EXTRACTED RECORDS:
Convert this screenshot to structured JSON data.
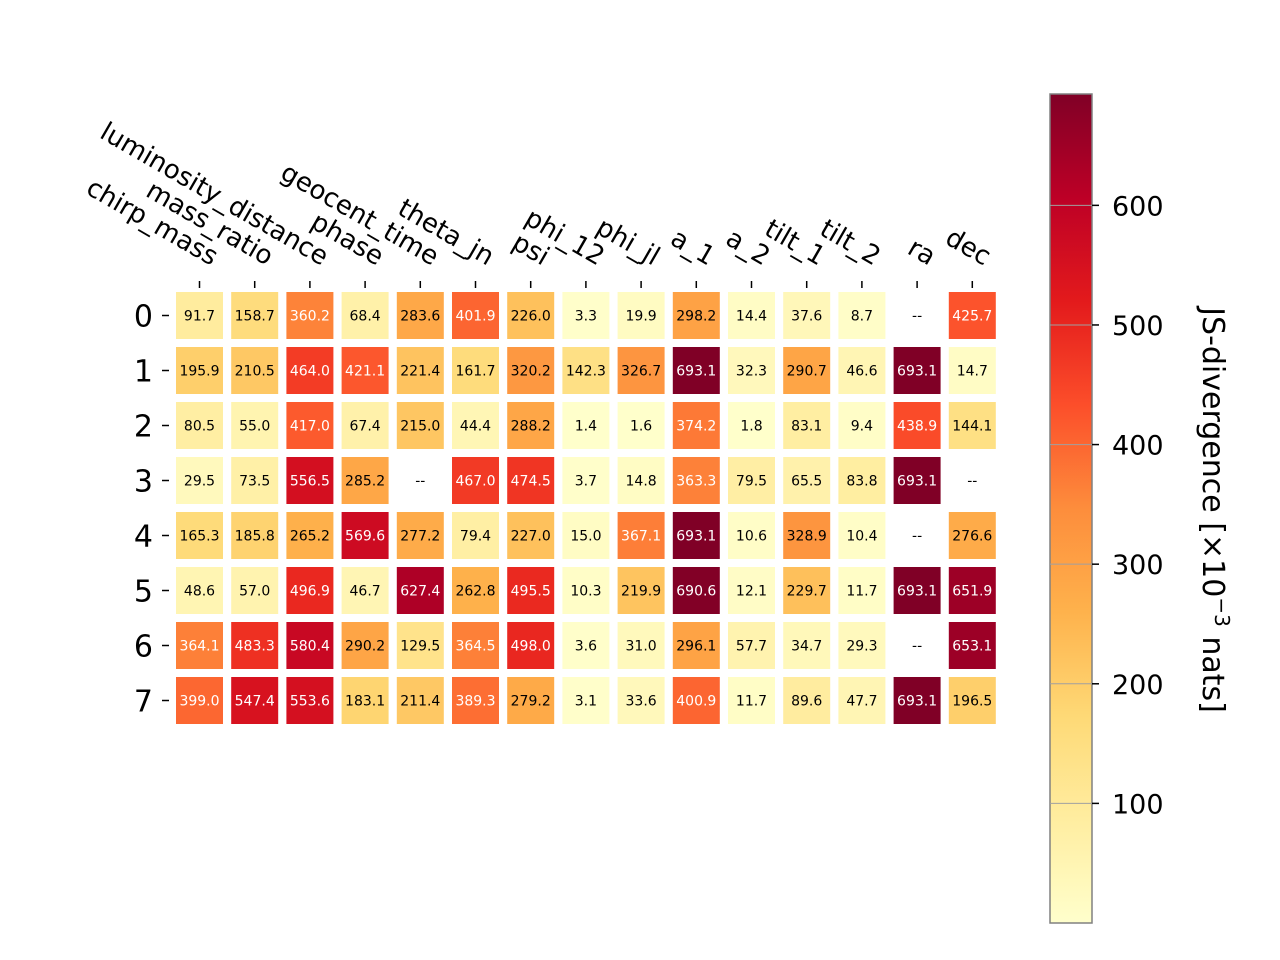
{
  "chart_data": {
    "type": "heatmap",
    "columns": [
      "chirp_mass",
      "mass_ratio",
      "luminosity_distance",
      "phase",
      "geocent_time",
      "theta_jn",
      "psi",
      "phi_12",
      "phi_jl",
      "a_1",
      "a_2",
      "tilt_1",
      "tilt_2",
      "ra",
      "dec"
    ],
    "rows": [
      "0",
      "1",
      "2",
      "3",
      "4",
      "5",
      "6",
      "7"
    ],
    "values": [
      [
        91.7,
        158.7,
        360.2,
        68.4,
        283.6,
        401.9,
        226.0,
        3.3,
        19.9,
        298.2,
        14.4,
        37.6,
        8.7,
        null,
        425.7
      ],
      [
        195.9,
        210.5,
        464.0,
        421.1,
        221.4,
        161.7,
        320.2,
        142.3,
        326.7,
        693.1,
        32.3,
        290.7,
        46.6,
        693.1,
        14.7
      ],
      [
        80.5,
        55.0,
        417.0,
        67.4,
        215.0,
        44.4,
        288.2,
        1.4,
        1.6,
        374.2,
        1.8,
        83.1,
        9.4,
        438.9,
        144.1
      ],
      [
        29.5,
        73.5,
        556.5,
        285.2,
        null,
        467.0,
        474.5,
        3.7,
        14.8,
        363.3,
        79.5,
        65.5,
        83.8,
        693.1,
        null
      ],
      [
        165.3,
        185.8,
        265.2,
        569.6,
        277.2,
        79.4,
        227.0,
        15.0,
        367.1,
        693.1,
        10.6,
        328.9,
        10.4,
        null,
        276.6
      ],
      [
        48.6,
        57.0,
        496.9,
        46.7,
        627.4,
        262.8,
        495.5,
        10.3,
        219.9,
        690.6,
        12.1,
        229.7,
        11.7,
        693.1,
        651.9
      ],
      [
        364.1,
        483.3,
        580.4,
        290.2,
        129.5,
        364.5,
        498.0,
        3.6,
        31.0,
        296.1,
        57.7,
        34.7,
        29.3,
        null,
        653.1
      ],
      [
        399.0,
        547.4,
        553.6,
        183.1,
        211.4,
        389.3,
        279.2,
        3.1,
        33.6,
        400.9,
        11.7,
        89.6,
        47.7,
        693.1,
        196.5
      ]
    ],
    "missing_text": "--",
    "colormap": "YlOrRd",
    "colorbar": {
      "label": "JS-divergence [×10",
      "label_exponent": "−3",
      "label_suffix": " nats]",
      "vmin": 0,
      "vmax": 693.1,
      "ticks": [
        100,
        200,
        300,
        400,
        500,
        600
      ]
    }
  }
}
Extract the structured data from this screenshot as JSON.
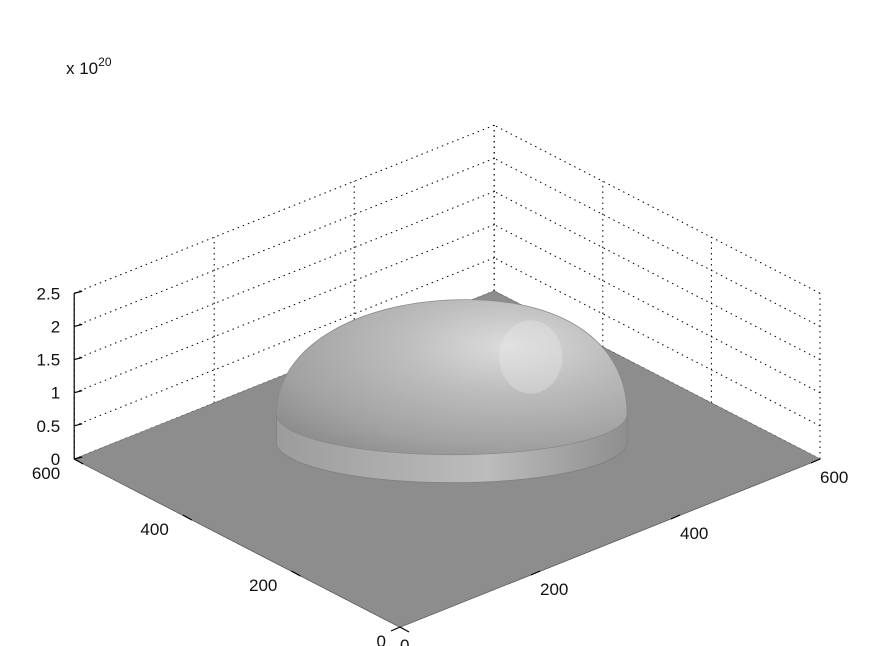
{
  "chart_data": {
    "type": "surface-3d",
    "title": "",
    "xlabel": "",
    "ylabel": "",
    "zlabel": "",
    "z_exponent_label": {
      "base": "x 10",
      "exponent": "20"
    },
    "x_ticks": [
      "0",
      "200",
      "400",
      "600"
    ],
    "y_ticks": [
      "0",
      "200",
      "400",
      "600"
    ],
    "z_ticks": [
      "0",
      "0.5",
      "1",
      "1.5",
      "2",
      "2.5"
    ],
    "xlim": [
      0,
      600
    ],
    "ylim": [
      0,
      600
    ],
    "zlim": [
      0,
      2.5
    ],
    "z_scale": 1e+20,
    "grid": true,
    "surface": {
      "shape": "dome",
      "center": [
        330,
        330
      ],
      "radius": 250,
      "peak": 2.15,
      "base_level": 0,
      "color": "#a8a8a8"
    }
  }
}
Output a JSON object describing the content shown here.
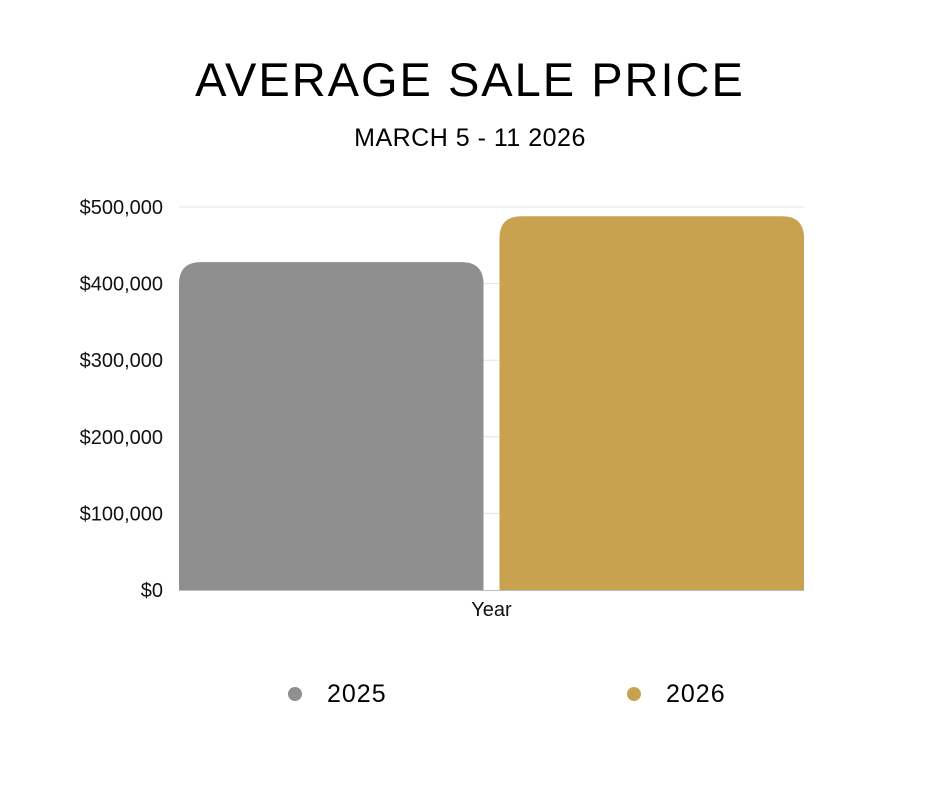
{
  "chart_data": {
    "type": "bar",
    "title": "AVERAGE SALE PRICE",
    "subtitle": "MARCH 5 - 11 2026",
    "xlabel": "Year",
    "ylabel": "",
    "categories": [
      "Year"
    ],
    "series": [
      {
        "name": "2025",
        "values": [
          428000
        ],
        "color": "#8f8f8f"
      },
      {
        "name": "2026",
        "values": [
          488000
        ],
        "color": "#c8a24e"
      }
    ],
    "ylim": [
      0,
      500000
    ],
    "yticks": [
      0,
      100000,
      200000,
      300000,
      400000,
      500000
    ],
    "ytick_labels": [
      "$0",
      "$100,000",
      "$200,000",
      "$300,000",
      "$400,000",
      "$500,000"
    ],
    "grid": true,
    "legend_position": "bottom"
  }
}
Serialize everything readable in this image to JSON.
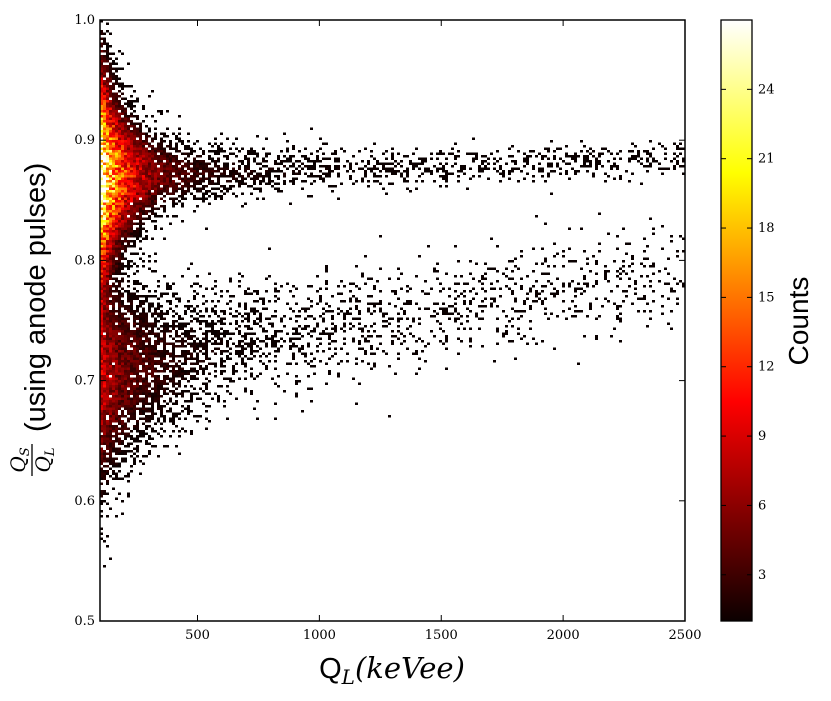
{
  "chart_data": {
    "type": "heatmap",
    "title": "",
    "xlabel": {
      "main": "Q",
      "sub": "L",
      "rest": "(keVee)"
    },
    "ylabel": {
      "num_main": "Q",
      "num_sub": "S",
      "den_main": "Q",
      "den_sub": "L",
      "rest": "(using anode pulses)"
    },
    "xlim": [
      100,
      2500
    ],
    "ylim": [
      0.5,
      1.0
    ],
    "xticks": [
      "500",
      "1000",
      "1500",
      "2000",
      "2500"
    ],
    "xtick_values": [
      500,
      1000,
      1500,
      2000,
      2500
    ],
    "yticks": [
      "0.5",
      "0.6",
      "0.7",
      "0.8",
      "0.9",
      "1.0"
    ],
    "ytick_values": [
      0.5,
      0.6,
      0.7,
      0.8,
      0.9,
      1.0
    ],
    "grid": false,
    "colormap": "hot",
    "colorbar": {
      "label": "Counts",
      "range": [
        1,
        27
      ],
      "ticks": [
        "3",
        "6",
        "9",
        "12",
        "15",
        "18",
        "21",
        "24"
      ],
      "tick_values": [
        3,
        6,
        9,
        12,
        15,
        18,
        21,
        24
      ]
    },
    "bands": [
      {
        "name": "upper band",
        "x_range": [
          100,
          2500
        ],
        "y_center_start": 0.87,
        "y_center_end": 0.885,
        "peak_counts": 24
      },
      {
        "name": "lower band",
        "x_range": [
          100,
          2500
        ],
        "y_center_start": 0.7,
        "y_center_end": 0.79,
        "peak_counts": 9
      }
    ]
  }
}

EXERCISE OBJECTIVE:
Reproduce the records verbatim, omitting all images they contain.

ANSWER BELOW:
Convert this screenshot to structured JSON data.
{
  "chart_data": {
    "type": "heatmap",
    "columns": [
      "chirp_mass",
      "mass_ratio",
      "luminosity_distance",
      "phase",
      "geocent_time",
      "theta_jn",
      "psi",
      "phi_12",
      "phi_jl",
      "a_1",
      "a_2",
      "tilt_1",
      "tilt_2",
      "ra",
      "dec"
    ],
    "rows": [
      "0",
      "1",
      "2",
      "3",
      "4",
      "5",
      "6",
      "7"
    ],
    "values": [
      [
        91.7,
        158.7,
        360.2,
        68.4,
        283.6,
        401.9,
        226.0,
        3.3,
        19.9,
        298.2,
        14.4,
        37.6,
        8.7,
        null,
        425.7
      ],
      [
        195.9,
        210.5,
        464.0,
        421.1,
        221.4,
        161.7,
        320.2,
        142.3,
        326.7,
        693.1,
        32.3,
        290.7,
        46.6,
        693.1,
        14.7
      ],
      [
        80.5,
        55.0,
        417.0,
        67.4,
        215.0,
        44.4,
        288.2,
        1.4,
        1.6,
        374.2,
        1.8,
        83.1,
        9.4,
        438.9,
        144.1
      ],
      [
        29.5,
        73.5,
        556.5,
        285.2,
        null,
        467.0,
        474.5,
        3.7,
        14.8,
        363.3,
        79.5,
        65.5,
        83.8,
        693.1,
        null
      ],
      [
        165.3,
        185.8,
        265.2,
        569.6,
        277.2,
        79.4,
        227.0,
        15.0,
        367.1,
        693.1,
        10.6,
        328.9,
        10.4,
        null,
        276.6
      ],
      [
        48.6,
        57.0,
        496.9,
        46.7,
        627.4,
        262.8,
        495.5,
        10.3,
        219.9,
        690.6,
        12.1,
        229.7,
        11.7,
        693.1,
        651.9
      ],
      [
        364.1,
        483.3,
        580.4,
        290.2,
        129.5,
        364.5,
        498.0,
        3.6,
        31.0,
        296.1,
        57.7,
        34.7,
        29.3,
        null,
        653.1
      ],
      [
        399.0,
        547.4,
        553.6,
        183.1,
        211.4,
        389.3,
        279.2,
        3.1,
        33.6,
        400.9,
        11.7,
        89.6,
        47.7,
        693.1,
        196.5
      ]
    ],
    "missing_text": "--",
    "colormap": "YlOrRd",
    "colorbar": {
      "label": "JS-divergence [×10",
      "label_exponent": "−3",
      "label_suffix": " nats]",
      "vmin": 0,
      "vmax": 693.1,
      "ticks": [
        100,
        200,
        300,
        400,
        500,
        600
      ]
    }
  }
}
Extract the structured data from this screenshot as JSON.
{
  "chart_data": {
    "type": "surface-3d",
    "title": "",
    "xlabel": "",
    "ylabel": "",
    "zlabel": "",
    "z_exponent_label": {
      "base": "x 10",
      "exponent": "20"
    },
    "x_ticks": [
      "0",
      "200",
      "400",
      "600"
    ],
    "y_ticks": [
      "0",
      "200",
      "400",
      "600"
    ],
    "z_ticks": [
      "0",
      "0.5",
      "1",
      "1.5",
      "2",
      "2.5"
    ],
    "xlim": [
      0,
      600
    ],
    "ylim": [
      0,
      600
    ],
    "zlim": [
      0,
      2.5
    ],
    "z_scale": 1e+20,
    "grid": true,
    "surface": {
      "shape": "dome",
      "center": [
        330,
        330
      ],
      "radius": 250,
      "peak": 2.15,
      "base_level": 0,
      "color": "#a8a8a8"
    }
  }
}
Output a JSON object describing the content shown here.
{
  "chart_data": {
    "type": "bar",
    "title": "AVERAGE SALE PRICE",
    "subtitle": "MARCH 5 - 11 2026",
    "xlabel": "Year",
    "ylabel": "",
    "categories": [
      "Year"
    ],
    "series": [
      {
        "name": "2025",
        "values": [
          428000
        ],
        "color": "#8f8f8f"
      },
      {
        "name": "2026",
        "values": [
          488000
        ],
        "color": "#c8a24e"
      }
    ],
    "ylim": [
      0,
      500000
    ],
    "yticks": [
      0,
      100000,
      200000,
      300000,
      400000,
      500000
    ],
    "ytick_labels": [
      "$0",
      "$100,000",
      "$200,000",
      "$300,000",
      "$400,000",
      "$500,000"
    ],
    "grid": true,
    "legend_position": "bottom"
  }
}
Serialize everything readable in this image to JSON.
{
  "chart_data": {
    "type": "heatmap",
    "title": "",
    "xlabel": {
      "main": "Q",
      "sub": "L",
      "rest": "(keVee)"
    },
    "ylabel": {
      "num_main": "Q",
      "num_sub": "S",
      "den_main": "Q",
      "den_sub": "L",
      "rest": "(using anode pulses)"
    },
    "xlim": [
      100,
      2500
    ],
    "ylim": [
      0.5,
      1.0
    ],
    "xticks": [
      "500",
      "1000",
      "1500",
      "2000",
      "2500"
    ],
    "xtick_values": [
      500,
      1000,
      1500,
      2000,
      2500
    ],
    "yticks": [
      "0.5",
      "0.6",
      "0.7",
      "0.8",
      "0.9",
      "1.0"
    ],
    "ytick_values": [
      0.5,
      0.6,
      0.7,
      0.8,
      0.9,
      1.0
    ],
    "grid": false,
    "colormap": "hot",
    "colorbar": {
      "label": "Counts",
      "range": [
        1,
        27
      ],
      "ticks": [
        "3",
        "6",
        "9",
        "12",
        "15",
        "18",
        "21",
        "24"
      ],
      "tick_values": [
        3,
        6,
        9,
        12,
        15,
        18,
        21,
        24
      ]
    },
    "bands": [
      {
        "name": "upper band",
        "x_range": [
          100,
          2500
        ],
        "y_center_start": 0.87,
        "y_center_end": 0.885,
        "peak_counts": 24
      },
      {
        "name": "lower band",
        "x_range": [
          100,
          2500
        ],
        "y_center_start": 0.7,
        "y_center_end": 0.79,
        "peak_counts": 9
      }
    ]
  }
}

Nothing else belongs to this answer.